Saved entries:
<<<<

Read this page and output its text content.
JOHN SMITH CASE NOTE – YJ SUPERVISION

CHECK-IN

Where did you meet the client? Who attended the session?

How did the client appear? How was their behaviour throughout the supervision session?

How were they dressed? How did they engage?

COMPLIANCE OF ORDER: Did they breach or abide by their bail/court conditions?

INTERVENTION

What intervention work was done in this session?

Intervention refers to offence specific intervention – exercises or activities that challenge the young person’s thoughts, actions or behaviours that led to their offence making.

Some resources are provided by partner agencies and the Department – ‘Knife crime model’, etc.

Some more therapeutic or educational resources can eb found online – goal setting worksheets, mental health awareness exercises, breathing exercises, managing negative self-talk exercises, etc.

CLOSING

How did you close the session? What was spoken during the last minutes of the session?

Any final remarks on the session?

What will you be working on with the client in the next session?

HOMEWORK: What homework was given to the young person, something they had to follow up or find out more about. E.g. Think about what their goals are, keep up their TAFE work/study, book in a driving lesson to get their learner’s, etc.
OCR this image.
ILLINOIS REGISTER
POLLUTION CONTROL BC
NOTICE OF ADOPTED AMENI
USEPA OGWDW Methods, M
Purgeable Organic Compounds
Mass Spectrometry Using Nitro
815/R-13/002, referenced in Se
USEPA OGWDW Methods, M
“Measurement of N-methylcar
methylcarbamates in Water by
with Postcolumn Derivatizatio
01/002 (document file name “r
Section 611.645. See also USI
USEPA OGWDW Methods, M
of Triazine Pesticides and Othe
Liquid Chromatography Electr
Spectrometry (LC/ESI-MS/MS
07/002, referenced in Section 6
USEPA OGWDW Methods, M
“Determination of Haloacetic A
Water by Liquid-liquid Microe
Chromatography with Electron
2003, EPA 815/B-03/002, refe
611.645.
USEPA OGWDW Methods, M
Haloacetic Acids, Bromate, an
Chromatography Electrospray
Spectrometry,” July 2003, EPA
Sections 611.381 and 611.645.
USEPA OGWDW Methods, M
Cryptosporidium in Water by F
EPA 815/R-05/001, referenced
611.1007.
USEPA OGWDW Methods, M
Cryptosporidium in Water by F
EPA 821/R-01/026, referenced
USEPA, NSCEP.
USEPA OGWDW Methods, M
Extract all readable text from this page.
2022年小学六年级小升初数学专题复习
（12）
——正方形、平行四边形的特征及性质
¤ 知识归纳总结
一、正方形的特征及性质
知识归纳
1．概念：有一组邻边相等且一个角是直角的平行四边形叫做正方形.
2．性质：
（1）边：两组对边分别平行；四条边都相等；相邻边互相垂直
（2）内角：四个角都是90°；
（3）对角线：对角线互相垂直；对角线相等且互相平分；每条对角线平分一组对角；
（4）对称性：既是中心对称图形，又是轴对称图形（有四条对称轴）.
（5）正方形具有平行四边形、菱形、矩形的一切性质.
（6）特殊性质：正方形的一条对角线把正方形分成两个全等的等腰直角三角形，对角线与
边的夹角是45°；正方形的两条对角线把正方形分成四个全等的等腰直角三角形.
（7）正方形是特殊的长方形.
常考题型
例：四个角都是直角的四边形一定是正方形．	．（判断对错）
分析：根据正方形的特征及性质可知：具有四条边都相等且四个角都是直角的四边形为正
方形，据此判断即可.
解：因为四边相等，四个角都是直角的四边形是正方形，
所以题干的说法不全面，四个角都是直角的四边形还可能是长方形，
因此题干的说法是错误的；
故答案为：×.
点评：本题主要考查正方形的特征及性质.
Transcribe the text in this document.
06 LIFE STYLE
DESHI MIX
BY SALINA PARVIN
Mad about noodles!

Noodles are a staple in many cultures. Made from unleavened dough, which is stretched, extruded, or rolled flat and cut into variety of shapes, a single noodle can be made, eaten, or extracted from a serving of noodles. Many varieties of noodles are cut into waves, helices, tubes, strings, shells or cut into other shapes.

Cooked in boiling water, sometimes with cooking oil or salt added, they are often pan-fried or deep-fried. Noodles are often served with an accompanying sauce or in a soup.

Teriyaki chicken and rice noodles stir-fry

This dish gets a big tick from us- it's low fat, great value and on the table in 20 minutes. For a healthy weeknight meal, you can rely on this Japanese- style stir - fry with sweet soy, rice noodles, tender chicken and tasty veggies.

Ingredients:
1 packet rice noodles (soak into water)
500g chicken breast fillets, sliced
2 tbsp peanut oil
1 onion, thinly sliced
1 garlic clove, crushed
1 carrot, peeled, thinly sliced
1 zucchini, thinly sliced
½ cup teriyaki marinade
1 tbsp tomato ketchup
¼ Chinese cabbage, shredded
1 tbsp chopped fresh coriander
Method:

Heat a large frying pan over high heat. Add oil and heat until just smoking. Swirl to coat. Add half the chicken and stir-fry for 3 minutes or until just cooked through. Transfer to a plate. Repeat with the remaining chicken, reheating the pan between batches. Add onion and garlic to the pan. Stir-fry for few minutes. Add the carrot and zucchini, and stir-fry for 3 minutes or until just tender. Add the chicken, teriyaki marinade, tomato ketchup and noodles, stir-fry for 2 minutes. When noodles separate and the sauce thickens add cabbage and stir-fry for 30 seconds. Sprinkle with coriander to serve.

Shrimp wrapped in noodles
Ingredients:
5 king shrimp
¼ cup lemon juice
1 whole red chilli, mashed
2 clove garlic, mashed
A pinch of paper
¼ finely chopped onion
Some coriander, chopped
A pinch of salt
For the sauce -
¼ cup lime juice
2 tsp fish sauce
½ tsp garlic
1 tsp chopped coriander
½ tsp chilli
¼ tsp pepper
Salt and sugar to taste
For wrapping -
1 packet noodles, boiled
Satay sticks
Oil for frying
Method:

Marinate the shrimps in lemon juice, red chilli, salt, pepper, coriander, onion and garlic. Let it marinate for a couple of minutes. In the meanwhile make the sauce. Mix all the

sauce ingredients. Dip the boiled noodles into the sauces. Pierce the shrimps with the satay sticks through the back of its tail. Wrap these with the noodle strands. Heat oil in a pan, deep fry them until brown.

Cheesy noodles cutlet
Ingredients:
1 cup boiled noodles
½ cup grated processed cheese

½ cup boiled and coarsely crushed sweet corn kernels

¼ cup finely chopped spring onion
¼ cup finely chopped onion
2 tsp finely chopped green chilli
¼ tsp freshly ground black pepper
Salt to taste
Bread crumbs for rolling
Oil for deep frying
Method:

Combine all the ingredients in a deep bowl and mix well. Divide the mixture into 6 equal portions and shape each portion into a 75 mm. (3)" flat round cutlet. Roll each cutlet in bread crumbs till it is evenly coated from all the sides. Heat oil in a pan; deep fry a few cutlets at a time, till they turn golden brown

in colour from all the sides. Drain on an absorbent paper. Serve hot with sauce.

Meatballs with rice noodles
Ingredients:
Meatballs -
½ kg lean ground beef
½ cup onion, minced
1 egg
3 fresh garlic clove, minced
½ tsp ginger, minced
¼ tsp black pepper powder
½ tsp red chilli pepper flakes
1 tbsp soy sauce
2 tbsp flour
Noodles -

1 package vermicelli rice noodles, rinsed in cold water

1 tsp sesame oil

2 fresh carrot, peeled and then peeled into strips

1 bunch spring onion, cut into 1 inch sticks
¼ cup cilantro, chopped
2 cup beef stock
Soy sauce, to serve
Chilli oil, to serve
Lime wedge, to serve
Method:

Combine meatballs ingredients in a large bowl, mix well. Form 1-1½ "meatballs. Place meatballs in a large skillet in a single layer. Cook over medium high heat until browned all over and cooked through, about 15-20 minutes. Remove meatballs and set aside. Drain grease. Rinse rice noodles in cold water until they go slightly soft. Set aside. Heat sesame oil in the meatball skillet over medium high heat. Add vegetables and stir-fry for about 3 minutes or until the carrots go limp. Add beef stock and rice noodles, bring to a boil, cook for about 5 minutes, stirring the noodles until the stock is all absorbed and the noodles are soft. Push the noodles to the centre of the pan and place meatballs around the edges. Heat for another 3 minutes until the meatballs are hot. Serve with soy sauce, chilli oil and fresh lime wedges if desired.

>>>>

> _What the exercise asks_:
Copy each line of the records that contains the word "juice".

> _Full response_:
¼ cup lemon juice
¼ cup lime juice
Marinate the shrimps in lemon juice, red chilli, salt, pepper, coriander, onion and garlic. Let it marinate for a couple of minutes. In the meanwhile make the sauce. Mix all the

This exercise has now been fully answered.